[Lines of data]

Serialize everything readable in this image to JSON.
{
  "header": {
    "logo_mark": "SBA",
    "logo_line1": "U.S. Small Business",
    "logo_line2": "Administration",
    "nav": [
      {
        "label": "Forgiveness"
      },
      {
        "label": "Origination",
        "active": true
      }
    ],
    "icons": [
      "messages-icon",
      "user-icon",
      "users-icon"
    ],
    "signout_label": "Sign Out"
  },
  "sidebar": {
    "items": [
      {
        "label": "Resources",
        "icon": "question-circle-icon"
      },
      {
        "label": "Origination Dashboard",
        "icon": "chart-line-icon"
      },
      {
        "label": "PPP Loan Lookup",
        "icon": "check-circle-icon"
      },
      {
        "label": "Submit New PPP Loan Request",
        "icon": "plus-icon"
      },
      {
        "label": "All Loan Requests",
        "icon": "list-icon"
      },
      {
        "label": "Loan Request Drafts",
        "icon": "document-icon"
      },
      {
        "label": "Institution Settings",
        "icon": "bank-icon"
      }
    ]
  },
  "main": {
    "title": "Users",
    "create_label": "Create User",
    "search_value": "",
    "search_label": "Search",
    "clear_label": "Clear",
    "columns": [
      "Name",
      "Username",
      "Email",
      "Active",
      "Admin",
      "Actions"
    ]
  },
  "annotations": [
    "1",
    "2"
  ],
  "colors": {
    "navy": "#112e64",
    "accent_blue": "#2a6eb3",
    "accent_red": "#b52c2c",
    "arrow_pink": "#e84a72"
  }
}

YOUR OBJECTIVE
Copy out every line in the entries above that holds "Origination".

SOLUTION TO THIS TASK
        "label": "Origination",
        "label": "Origination Dashboard",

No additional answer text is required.